Direction: Restate the records in their entirety, word for word.

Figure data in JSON
#####
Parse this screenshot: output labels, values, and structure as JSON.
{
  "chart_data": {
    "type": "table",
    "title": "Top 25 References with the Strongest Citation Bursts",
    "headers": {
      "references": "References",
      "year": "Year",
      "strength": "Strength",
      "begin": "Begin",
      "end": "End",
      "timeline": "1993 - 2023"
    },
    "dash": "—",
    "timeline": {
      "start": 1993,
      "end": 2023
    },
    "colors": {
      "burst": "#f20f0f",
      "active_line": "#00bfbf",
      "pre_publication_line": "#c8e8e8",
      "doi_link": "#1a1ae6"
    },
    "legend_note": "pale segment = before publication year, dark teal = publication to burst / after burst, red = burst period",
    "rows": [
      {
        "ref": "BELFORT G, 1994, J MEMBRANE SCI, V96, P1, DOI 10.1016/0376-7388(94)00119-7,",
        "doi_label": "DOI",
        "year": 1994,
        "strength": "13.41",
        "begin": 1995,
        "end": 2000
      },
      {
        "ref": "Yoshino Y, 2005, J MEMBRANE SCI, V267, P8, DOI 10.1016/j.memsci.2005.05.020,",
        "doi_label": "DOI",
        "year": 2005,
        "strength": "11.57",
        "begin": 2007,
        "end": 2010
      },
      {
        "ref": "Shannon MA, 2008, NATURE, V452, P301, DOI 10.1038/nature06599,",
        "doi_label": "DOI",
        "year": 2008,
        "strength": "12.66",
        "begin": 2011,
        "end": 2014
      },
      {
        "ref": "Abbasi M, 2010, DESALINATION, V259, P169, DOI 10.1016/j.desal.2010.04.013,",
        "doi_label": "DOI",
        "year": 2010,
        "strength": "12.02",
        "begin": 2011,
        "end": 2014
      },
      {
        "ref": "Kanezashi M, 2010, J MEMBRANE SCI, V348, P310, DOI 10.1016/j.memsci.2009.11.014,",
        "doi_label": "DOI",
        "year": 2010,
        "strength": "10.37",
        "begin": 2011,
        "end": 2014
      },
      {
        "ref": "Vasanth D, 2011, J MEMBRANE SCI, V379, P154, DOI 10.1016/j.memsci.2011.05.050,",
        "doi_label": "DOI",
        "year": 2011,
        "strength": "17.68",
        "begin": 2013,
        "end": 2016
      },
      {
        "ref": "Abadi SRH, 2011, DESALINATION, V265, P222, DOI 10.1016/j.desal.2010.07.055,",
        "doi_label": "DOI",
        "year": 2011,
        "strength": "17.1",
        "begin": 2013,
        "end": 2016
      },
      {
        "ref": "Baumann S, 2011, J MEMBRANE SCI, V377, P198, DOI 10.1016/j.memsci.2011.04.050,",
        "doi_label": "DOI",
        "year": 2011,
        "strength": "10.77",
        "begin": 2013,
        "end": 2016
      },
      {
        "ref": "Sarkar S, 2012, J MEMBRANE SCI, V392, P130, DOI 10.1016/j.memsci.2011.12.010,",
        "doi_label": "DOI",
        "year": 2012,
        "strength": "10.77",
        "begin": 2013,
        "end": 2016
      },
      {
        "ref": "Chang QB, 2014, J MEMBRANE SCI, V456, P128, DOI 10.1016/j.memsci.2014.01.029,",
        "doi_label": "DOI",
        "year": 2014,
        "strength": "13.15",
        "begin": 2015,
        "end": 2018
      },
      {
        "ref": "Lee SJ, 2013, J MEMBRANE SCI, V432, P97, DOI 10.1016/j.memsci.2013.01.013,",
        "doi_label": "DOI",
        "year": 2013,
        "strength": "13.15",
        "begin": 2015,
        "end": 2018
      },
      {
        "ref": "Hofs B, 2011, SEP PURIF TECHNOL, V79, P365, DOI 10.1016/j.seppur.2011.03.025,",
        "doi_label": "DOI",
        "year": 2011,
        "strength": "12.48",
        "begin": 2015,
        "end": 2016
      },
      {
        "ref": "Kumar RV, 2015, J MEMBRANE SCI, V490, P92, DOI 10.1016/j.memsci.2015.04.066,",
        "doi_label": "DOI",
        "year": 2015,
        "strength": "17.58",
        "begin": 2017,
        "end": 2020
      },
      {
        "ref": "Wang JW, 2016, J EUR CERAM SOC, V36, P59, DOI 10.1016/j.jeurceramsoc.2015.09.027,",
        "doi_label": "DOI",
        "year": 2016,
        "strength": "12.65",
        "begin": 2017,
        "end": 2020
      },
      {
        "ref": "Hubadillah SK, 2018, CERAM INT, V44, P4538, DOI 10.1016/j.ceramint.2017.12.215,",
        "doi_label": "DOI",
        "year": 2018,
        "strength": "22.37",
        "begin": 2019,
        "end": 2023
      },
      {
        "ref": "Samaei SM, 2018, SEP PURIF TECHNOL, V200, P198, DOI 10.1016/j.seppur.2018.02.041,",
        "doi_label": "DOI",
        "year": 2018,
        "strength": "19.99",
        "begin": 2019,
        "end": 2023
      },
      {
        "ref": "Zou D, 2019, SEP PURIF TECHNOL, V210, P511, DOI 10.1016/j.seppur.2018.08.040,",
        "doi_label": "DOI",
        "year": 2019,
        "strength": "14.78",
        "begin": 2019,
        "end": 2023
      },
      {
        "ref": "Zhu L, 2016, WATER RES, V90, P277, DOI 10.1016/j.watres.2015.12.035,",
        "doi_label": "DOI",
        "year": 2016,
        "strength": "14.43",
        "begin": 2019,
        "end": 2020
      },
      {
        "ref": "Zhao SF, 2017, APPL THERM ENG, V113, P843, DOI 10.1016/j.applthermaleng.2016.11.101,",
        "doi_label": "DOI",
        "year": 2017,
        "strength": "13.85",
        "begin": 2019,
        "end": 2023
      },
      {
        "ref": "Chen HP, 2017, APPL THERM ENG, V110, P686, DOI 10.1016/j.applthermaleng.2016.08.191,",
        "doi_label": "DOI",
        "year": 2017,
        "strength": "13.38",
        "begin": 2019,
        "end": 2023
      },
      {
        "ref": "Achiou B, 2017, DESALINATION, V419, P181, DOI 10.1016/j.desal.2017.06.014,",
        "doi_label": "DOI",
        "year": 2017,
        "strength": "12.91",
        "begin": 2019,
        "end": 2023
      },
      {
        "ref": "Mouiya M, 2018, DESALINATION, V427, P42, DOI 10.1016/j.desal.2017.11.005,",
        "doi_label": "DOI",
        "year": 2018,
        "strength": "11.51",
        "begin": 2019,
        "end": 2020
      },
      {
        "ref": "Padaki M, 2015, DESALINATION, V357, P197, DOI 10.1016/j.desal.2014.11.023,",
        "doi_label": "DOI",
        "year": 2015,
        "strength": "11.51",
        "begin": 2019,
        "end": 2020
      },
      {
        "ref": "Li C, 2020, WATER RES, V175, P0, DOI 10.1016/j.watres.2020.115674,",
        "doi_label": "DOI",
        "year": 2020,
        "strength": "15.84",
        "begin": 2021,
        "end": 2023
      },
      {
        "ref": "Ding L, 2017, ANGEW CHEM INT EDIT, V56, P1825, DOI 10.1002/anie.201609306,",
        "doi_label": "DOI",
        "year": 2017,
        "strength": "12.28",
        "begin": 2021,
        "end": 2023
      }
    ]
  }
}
#####
Response to this exercise:
Parse this screenshot: output labels, values, and structure as JSON.
{
  "chart_data": {
    "type": "table",
    "title": "Top 25 References with the Strongest Citation Bursts",
    "headers": {
      "references": "References",
      "year": "Year",
      "strength": "Strength",
      "begin": "Begin",
      "end": "End",
      "timeline": "1993 - 2023"
    },
    "dash": "—",
    "timeline": {
      "start": 1993,
      "end": 2023
    },
    "colors": {
      "burst": "#f20f0f",
      "active_line": "#00bfbf",
      "pre_publication_line": "#c8e8e8",
      "doi_link": "#1a1ae6"
    },
    "legend_note": "pale segment = before publication year, dark teal = publication to burst / after burst, red = burst period",
    "rows": [
      {
        "ref": "BELFORT G, 1994, J MEMBRANE SCI, V96, P1, DOI 10.1016/0376-7388(94)00119-7,",
        "doi_label": "DOI",
        "year": 1994,
        "strength": "13.41",
        "begin": 1995,
        "end": 2000
      },
      {
        "ref": "Yoshino Y, 2005, J MEMBRANE SCI, V267, P8, DOI 10.1016/j.memsci.2005.05.020,",
        "doi_label": "DOI",
        "year": 2005,
        "strength": "11.57",
        "begin": 2007,
        "end": 2010
      },
      {
        "ref": "Shannon MA, 2008, NATURE, V452, P301, DOI 10.1038/nature06599,",
        "doi_label": "DOI",
        "year": 2008,
        "strength": "12.66",
        "begin": 2011,
        "end": 2014
      },
      {
        "ref": "Abbasi M, 2010, DESALINATION, V259, P169, DOI 10.1016/j.desal.2010.04.013,",
        "doi_label": "DOI",
        "year": 2010,
        "strength": "12.02",
        "begin": 2011,
        "end": 2014
      },
      {
        "ref": "Kanezashi M, 2010, J MEMBRANE SCI, V348, P310, DOI 10.1016/j.memsci.2009.11.014,",
        "doi_label": "DOI",
        "year": 2010,
        "strength": "10.37",
        "begin": 2011,
        "end": 2014
      },
      {
        "ref": "Vasanth D, 2011, J MEMBRANE SCI, V379, P154, DOI 10.1016/j.memsci.2011.05.050,",
        "doi_label": "DOI",
        "year": 2011,
        "strength": "17.68",
        "begin": 2013,
        "end": 2016
      },
      {
        "ref": "Abadi SRH, 2011, DESALINATION, V265, P222, DOI 10.1016/j.desal.2010.07.055,",
        "doi_label": "DOI",
        "year": 2011,
        "strength": "17.1",
        "begin": 2013,
        "end": 2016
      },
      {
        "ref": "Baumann S, 2011, J MEMBRANE SCI, V377, P198, DOI 10.1016/j.memsci.2011.04.050,",
        "doi_label": "DOI",
        "year": 2011,
        "strength": "10.77",
        "begin": 2013,
        "end": 2016
      },
      {
        "ref": "Sarkar S, 2012, J MEMBRANE SCI, V392, P130, DOI 10.1016/j.memsci.2011.12.010,",
        "doi_label": "DOI",
        "year": 2012,
        "strength": "10.77",
        "begin": 2013,
        "end": 2016
      },
      {
        "ref": "Chang QB, 2014, J MEMBRANE SCI, V456, P128, DOI 10.1016/j.memsci.2014.01.029,",
        "doi_label": "DOI",
        "year": 2014,
        "strength": "13.15",
        "begin": 2015,
        "end": 2018
      },
      {
        "ref": "Lee SJ, 2013, J MEMBRANE SCI, V432, P97, DOI 10.1016/j.memsci.2013.01.013,",
        "doi_label": "DOI",
        "year": 2013,
        "strength": "13.15",
        "begin": 2015,
        "end": 2018
      },
      {
        "ref": "Hofs B, 2011, SEP PURIF TECHNOL, V79, P365, DOI 10.1016/j.seppur.2011.03.025,",
        "doi_label": "DOI",
        "year": 2011,
        "strength": "12.48",
        "begin": 2015,
        "end": 2016
      },
      {
        "ref": "Kumar RV, 2015, J MEMBRANE SCI, V490, P92, DOI 10.1016/j.memsci.2015.04.066,",
        "doi_label": "DOI",
        "year": 2015,
        "strength": "17.58",
        "begin": 2017,
        "end": 2020
      },
      {
        "ref": "Wang JW, 2016, J EUR CERAM SOC, V36, P59, DOI 10.1016/j.jeurceramsoc.2015.09.027,",
        "doi_label": "DOI",
        "year": 2016,
        "strength": "12.65",
        "begin": 2017,
        "end": 2020
      },
      {
        "ref": "Hubadillah SK, 2018, CERAM INT, V44, P4538, DOI 10.1016/j.ceramint.2017.12.215,",
        "doi_label": "DOI",
        "year": 2018,
        "strength": "22.37",
        "begin": 2019,
        "end": 2023
      },
      {
        "ref": "Samaei SM, 2018, SEP PURIF TECHNOL, V200, P198, DOI 10.1016/j.seppur.2018.02.041,",
        "doi_label": "DOI",
        "year": 2018,
        "strength": "19.99",
        "begin": 2019,
        "end": 2023
      },
      {
        "ref": "Zou D, 2019, SEP PURIF TECHNOL, V210, P511, DOI 10.1016/j.seppur.2018.08.040,",
        "doi_label": "DOI",
        "year": 2019,
        "strength": "14.78",
        "begin": 2019,
        "end": 2023
      },
      {
        "ref": "Zhu L, 2016, WATER RES, V90, P277, DOI 10.1016/j.watres.2015.12.035,",
        "doi_label": "DOI",
        "year": 2016,
        "strength": "14.43",
        "begin": 2019,
        "end": 2020
      },
      {
        "ref": "Zhao SF, 2017, APPL THERM ENG, V113, P843, DOI 10.1016/j.applthermaleng.2016.11.101,",
        "doi_label": "DOI",
        "year": 2017,
        "strength": "13.85",
        "begin": 2019,
        "end": 2023
      },
      {
        "ref": "Chen HP, 2017, APPL THERM ENG, V110, P686, DOI 10.1016/j.applthermaleng.2016.08.191,",
        "doi_label": "DOI",
        "year": 2017,
        "strength": "13.38",
        "begin": 2019,
        "end": 2023
      },
      {
        "ref": "Achiou B, 2017, DESALINATION, V419, P181, DOI 10.1016/j.desal.2017.06.014,",
        "doi_label": "DOI",
        "year": 2017,
        "strength": "12.91",
        "begin": 2019,
        "end": 2023
      },
      {
        "ref": "Mouiya M, 2018, DESALINATION, V427, P42, DOI 10.1016/j.desal.2017.11.005,",
        "doi_label": "DOI",
        "year": 2018,
        "strength": "11.51",
        "begin": 2019,
        "end": 2020
      },
      {
        "ref": "Padaki M, 2015, DESALINATION, V357, P197, DOI 10.1016/j.desal.2014.11.023,",
        "doi_label": "DOI",
        "year": 2015,
        "strength": "11.51",
        "begin": 2019,
        "end": 2020
      },
      {
        "ref": "Li C, 2020, WATER RES, V175, P0, DOI 10.1016/j.watres.2020.115674,",
        "doi_label": "DOI",
        "year": 2020,
        "strength": "15.84",
        "begin": 2021,
        "end": 2023
      },
      {
        "ref": "Ding L, 2017, ANGEW CHEM INT EDIT, V56, P1825, DOI 10.1002/anie.201609306,",
        "doi_label": "DOI",
        "year": 2017,
        "strength": "12.28",
        "begin": 2021,
        "end": 2023
      }
    ]
  }
}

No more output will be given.